• RECORDED DATA:
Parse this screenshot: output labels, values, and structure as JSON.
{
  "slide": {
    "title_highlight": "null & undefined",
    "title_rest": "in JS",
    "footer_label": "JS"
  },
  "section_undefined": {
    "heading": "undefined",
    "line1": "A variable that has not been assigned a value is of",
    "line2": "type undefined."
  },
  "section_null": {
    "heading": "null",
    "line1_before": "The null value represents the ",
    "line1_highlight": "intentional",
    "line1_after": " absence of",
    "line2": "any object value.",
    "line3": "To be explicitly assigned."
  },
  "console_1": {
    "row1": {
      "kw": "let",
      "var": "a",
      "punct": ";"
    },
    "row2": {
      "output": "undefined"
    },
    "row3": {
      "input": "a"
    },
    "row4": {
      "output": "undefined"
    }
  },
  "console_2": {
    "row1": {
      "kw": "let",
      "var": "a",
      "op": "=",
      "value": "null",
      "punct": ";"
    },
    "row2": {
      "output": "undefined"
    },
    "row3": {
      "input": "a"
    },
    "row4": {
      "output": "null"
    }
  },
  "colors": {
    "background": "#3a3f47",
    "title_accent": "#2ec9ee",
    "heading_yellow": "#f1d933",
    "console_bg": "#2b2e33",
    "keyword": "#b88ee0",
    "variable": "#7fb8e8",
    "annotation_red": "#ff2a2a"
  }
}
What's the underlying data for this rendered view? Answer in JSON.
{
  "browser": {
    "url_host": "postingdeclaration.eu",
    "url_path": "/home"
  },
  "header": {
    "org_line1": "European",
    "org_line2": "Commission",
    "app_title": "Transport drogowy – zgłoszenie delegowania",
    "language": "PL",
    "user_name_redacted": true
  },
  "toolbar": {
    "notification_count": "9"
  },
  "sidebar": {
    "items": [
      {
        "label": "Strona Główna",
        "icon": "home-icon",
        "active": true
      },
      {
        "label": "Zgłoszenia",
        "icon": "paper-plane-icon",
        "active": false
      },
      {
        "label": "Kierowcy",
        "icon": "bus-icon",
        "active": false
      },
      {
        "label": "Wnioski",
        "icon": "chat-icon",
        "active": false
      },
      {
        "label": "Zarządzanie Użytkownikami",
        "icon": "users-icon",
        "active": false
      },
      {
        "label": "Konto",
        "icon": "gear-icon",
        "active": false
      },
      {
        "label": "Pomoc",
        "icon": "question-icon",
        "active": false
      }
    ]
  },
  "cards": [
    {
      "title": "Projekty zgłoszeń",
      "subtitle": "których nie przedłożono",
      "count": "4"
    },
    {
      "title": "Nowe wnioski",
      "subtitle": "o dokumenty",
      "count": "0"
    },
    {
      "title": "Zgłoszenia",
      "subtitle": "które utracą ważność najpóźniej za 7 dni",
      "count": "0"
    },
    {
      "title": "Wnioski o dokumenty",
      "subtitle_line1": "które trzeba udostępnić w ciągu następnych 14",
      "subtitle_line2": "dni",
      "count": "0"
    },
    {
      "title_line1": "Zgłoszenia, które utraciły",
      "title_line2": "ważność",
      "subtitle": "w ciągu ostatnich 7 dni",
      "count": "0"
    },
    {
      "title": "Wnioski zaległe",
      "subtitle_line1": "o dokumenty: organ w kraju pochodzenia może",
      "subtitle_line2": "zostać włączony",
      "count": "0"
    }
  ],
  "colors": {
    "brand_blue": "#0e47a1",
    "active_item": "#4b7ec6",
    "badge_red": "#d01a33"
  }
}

• SET TASK:
Copy every line exactly. Leave nothing out.

• RESULT FOR THIS EXERCISE:
Parse this screenshot: output labels, values, and structure as JSON.
{
  "slide": {
    "title_highlight": "null & undefined",
    "title_rest": "in JS",
    "footer_label": "JS"
  },
  "section_undefined": {
    "heading": "undefined",
    "line1": "A variable that has not been assigned a value is of",
    "line2": "type undefined."
  },
  "section_null": {
    "heading": "null",
    "line1_before": "The null value represents the ",
    "line1_highlight": "intentional",
    "line1_after": " absence of",
    "line2": "any object value.",
    "line3": "To be explicitly assigned."
  },
  "console_1": {
    "row1": {
      "kw": "let",
      "var": "a",
      "punct": ";"
    },
    "row2": {
      "output": "undefined"
    },
    "row3": {
      "input": "a"
    },
    "row4": {
      "output": "undefined"
    }
  },
  "console_2": {
    "row1": {
      "kw": "let",
      "var": "a",
      "op": "=",
      "value": "null",
      "punct": ";"
    },
    "row2": {
      "output": "undefined"
    },
    "row3": {
      "input": "a"
    },
    "row4": {
      "output": "null"
    }
  },
  "colors": {
    "background": "#3a3f47",
    "title_accent": "#2ec9ee",
    "heading_yellow": "#f1d933",
    "console_bg": "#2b2e33",
    "keyword": "#b88ee0",
    "variable": "#7fb8e8",
    "annotation_red": "#ff2a2a"
  }
}
What's the underlying data for this rendered view? Answer in JSON.
{
  "browser": {
    "url_host": "postingdeclaration.eu",
    "url_path": "/home"
  },
  "header": {
    "org_line1": "European",
    "org_line2": "Commission",
    "app_title": "Transport drogowy – zgłoszenie delegowania",
    "language": "PL",
    "user_name_redacted": true
  },
  "toolbar": {
    "notification_count": "9"
  },
  "sidebar": {
    "items": [
      {
        "label": "Strona Główna",
        "icon": "home-icon",
        "active": true
      },
      {
        "label": "Zgłoszenia",
        "icon": "paper-plane-icon",
        "active": false
      },
      {
        "label": "Kierowcy",
        "icon": "bus-icon",
        "active": false
      },
      {
        "label": "Wnioski",
        "icon": "chat-icon",
        "active": false
      },
      {
        "label": "Zarządzanie Użytkownikami",
        "icon": "users-icon",
        "active": false
      },
      {
        "label": "Konto",
        "icon": "gear-icon",
        "active": false
      },
      {
        "label": "Pomoc",
        "icon": "question-icon",
        "active": false
      }
    ]
  },
  "cards": [
    {
      "title": "Projekty zgłoszeń",
      "subtitle": "których nie przedłożono",
      "count": "4"
    },
    {
      "title": "Nowe wnioski",
      "subtitle": "o dokumenty",
      "count": "0"
    },
    {
      "title": "Zgłoszenia",
      "subtitle": "które utracą ważność najpóźniej za 7 dni",
      "count": "0"
    },
    {
      "title": "Wnioski o dokumenty",
      "subtitle_line1": "które trzeba udostępnić w ciągu następnych 14",
      "subtitle_line2": "dni",
      "count": "0"
    },
    {
      "title_line1": "Zgłoszenia, które utraciły",
      "title_line2": "ważność",
      "subtitle": "w ciągu ostatnich 7 dni",
      "count": "0"
    },
    {
      "title": "Wnioski zaległe",
      "subtitle_line1": "o dokumenty: organ w kraju pochodzenia może",
      "subtitle_line2": "zostać włączony",
      "count": "0"
    }
  ],
  "colors": {
    "brand_blue": "#0e47a1",
    "active_item": "#4b7ec6",
    "badge_red": "#d01a33"
  }
}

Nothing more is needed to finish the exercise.